#### Do this
The listing beneath should be written out in full, exactly as shown.

::: Provided entries

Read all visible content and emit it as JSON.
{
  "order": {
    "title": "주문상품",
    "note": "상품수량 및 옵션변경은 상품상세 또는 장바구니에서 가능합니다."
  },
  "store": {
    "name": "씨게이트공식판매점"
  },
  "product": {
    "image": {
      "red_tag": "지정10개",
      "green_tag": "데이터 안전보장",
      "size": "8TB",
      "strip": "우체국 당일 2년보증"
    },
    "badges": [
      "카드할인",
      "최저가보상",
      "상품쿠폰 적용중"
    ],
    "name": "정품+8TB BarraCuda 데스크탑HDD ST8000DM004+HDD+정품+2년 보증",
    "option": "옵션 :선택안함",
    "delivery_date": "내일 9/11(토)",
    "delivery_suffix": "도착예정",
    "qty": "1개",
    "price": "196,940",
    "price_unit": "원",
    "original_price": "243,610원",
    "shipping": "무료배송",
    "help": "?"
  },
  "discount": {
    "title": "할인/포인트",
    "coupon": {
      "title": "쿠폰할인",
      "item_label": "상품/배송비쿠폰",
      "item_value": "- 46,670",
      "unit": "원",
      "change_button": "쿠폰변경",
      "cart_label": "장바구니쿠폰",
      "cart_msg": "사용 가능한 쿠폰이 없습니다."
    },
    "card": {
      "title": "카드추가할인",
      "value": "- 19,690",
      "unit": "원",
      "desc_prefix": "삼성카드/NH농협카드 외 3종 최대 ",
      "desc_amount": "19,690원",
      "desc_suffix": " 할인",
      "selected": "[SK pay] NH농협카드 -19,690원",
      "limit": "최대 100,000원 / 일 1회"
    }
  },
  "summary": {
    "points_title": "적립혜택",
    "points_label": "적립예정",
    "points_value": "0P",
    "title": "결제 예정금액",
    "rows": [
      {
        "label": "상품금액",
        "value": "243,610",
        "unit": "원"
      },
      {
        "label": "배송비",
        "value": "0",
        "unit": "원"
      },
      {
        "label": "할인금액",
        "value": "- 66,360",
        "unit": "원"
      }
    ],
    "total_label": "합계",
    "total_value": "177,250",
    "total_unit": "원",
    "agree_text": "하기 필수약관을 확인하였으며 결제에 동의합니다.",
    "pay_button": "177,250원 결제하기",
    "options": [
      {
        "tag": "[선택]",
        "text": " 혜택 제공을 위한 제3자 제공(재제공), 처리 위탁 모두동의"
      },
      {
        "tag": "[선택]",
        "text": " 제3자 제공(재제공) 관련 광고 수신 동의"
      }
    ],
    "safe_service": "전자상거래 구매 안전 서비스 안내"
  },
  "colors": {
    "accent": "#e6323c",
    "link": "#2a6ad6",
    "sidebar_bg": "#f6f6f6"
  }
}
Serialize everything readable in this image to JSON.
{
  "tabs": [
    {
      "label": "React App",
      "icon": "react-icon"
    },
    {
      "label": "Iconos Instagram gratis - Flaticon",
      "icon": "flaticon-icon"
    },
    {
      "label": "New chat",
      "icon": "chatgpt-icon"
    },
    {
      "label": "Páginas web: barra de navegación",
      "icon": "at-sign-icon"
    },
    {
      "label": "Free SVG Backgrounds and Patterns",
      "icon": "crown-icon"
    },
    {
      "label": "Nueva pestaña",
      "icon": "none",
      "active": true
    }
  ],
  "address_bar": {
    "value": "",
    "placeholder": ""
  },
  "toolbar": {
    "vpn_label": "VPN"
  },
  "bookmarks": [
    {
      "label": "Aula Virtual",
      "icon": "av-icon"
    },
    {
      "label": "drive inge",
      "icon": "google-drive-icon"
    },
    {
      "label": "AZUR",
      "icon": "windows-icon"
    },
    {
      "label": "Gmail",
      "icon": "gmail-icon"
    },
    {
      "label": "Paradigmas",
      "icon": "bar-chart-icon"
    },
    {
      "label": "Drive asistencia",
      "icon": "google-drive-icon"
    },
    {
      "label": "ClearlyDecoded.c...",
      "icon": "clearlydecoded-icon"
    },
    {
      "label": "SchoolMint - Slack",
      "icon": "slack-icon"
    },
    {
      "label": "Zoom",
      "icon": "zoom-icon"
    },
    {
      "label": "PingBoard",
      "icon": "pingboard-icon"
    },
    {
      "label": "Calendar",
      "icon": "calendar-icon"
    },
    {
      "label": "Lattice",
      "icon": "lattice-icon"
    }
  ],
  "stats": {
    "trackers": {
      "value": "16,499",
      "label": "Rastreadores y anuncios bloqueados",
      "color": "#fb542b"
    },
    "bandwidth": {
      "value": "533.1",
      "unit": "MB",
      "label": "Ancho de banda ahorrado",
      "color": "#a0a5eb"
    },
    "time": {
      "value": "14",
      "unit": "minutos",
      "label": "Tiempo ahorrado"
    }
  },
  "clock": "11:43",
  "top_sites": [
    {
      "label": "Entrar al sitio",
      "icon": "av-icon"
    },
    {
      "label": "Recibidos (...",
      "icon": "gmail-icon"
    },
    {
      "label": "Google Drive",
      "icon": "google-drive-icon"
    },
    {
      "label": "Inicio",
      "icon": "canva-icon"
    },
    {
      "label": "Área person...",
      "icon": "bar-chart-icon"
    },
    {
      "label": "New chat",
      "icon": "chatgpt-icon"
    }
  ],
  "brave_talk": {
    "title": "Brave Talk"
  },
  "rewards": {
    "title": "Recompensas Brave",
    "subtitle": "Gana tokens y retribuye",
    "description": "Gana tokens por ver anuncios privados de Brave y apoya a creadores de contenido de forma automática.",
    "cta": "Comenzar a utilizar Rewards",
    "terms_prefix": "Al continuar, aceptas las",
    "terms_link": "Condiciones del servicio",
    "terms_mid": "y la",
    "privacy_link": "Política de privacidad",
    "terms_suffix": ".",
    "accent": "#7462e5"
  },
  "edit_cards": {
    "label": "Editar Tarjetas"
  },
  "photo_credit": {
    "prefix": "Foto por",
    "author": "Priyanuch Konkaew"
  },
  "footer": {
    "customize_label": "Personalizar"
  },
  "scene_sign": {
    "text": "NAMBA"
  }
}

::::::

#### Response to this exercise
Read all visible content and emit it as JSON.
{
  "order": {
    "title": "주문상품",
    "note": "상품수량 및 옵션변경은 상품상세 또는 장바구니에서 가능합니다."
  },
  "store": {
    "name": "씨게이트공식판매점"
  },
  "product": {
    "image": {
      "red_tag": "지정10개",
      "green_tag": "데이터 안전보장",
      "size": "8TB",
      "strip": "우체국 당일 2년보증"
    },
    "badges": [
      "카드할인",
      "최저가보상",
      "상품쿠폰 적용중"
    ],
    "name": "정품+8TB BarraCuda 데스크탑HDD ST8000DM004+HDD+정품+2년 보증",
    "option": "옵션 :선택안함",
    "delivery_date": "내일 9/11(토)",
    "delivery_suffix": "도착예정",
    "qty": "1개",
    "price": "196,940",
    "price_unit": "원",
    "original_price": "243,610원",
    "shipping": "무료배송",
    "help": "?"
  },
  "discount": {
    "title": "할인/포인트",
    "coupon": {
      "title": "쿠폰할인",
      "item_label": "상품/배송비쿠폰",
      "item_value": "- 46,670",
      "unit": "원",
      "change_button": "쿠폰변경",
      "cart_label": "장바구니쿠폰",
      "cart_msg": "사용 가능한 쿠폰이 없습니다."
    },
    "card": {
      "title": "카드추가할인",
      "value": "- 19,690",
      "unit": "원",
      "desc_prefix": "삼성카드/NH농협카드 외 3종 최대 ",
      "desc_amount": "19,690원",
      "desc_suffix": " 할인",
      "selected": "[SK pay] NH농협카드 -19,690원",
      "limit": "최대 100,000원 / 일 1회"
    }
  },
  "summary": {
    "points_title": "적립혜택",
    "points_label": "적립예정",
    "points_value": "0P",
    "title": "결제 예정금액",
    "rows": [
      {
        "label": "상품금액",
        "value": "243,610",
        "unit": "원"
      },
      {
        "label": "배송비",
        "value": "0",
        "unit": "원"
      },
      {
        "label": "할인금액",
        "value": "- 66,360",
        "unit": "원"
      }
    ],
    "total_label": "합계",
    "total_value": "177,250",
    "total_unit": "원",
    "agree_text": "하기 필수약관을 확인하였으며 결제에 동의합니다.",
    "pay_button": "177,250원 결제하기",
    "options": [
      {
        "tag": "[선택]",
        "text": " 혜택 제공을 위한 제3자 제공(재제공), 처리 위탁 모두동의"
      },
      {
        "tag": "[선택]",
        "text": " 제3자 제공(재제공) 관련 광고 수신 동의"
      }
    ],
    "safe_service": "전자상거래 구매 안전 서비스 안내"
  },
  "colors": {
    "accent": "#e6323c",
    "link": "#2a6ad6",
    "sidebar_bg": "#f6f6f6"
  }
}
Serialize everything readable in this image to JSON.
{
  "tabs": [
    {
      "label": "React App",
      "icon": "react-icon"
    },
    {
      "label": "Iconos Instagram gratis - Flaticon",
      "icon": "flaticon-icon"
    },
    {
      "label": "New chat",
      "icon": "chatgpt-icon"
    },
    {
      "label": "Páginas web: barra de navegación",
      "icon": "at-sign-icon"
    },
    {
      "label": "Free SVG Backgrounds and Patterns",
      "icon": "crown-icon"
    },
    {
      "label": "Nueva pestaña",
      "icon": "none",
      "active": true
    }
  ],
  "address_bar": {
    "value": "",
    "placeholder": ""
  },
  "toolbar": {
    "vpn_label": "VPN"
  },
  "bookmarks": [
    {
      "label": "Aula Virtual",
      "icon": "av-icon"
    },
    {
      "label": "drive inge",
      "icon": "google-drive-icon"
    },
    {
      "label": "AZUR",
      "icon": "windows-icon"
    },
    {
      "label": "Gmail",
      "icon": "gmail-icon"
    },
    {
      "label": "Paradigmas",
      "icon": "bar-chart-icon"
    },
    {
      "label": "Drive asistencia",
      "icon": "google-drive-icon"
    },
    {
      "label": "ClearlyDecoded.c...",
      "icon": "clearlydecoded-icon"
    },
    {
      "label": "SchoolMint - Slack",
      "icon": "slack-icon"
    },
    {
      "label": "Zoom",
      "icon": "zoom-icon"
    },
    {
      "label": "PingBoard",
      "icon": "pingboard-icon"
    },
    {
      "label": "Calendar",
      "icon": "calendar-icon"
    },
    {
      "label": "Lattice",
      "icon": "lattice-icon"
    }
  ],
  "stats": {
    "trackers": {
      "value": "16,499",
      "label": "Rastreadores y anuncios bloqueados",
      "color": "#fb542b"
    },
    "bandwidth": {
      "value": "533.1",
      "unit": "MB",
      "label": "Ancho de banda ahorrado",
      "color": "#a0a5eb"
    },
    "time": {
      "value": "14",
      "unit": "minutos",
      "label": "Tiempo ahorrado"
    }
  },
  "clock": "11:43",
  "top_sites": [
    {
      "label": "Entrar al sitio",
      "icon": "av-icon"
    },
    {
      "label": "Recibidos (...",
      "icon": "gmail-icon"
    },
    {
      "label": "Google Drive",
      "icon": "google-drive-icon"
    },
    {
      "label": "Inicio",
      "icon": "canva-icon"
    },
    {
      "label": "Área person...",
      "icon": "bar-chart-icon"
    },
    {
      "label": "New chat",
      "icon": "chatgpt-icon"
    }
  ],
  "brave_talk": {
    "title": "Brave Talk"
  },
  "rewards": {
    "title": "Recompensas Brave",
    "subtitle": "Gana tokens y retribuye",
    "description": "Gana tokens por ver anuncios privados de Brave y apoya a creadores de contenido de forma automática.",
    "cta": "Comenzar a utilizar Rewards",
    "terms_prefix": "Al continuar, aceptas las",
    "terms_link": "Condiciones del servicio",
    "terms_mid": "y la",
    "privacy_link": "Política de privacidad",
    "terms_suffix": ".",
    "accent": "#7462e5"
  },
  "edit_cards": {
    "label": "Editar Tarjetas"
  },
  "photo_credit": {
    "prefix": "Foto por",
    "author": "Priyanuch Konkaew"
  },
  "footer": {
    "customize_label": "Personalizar"
  },
  "scene_sign": {
    "text": "NAMBA"
  }
}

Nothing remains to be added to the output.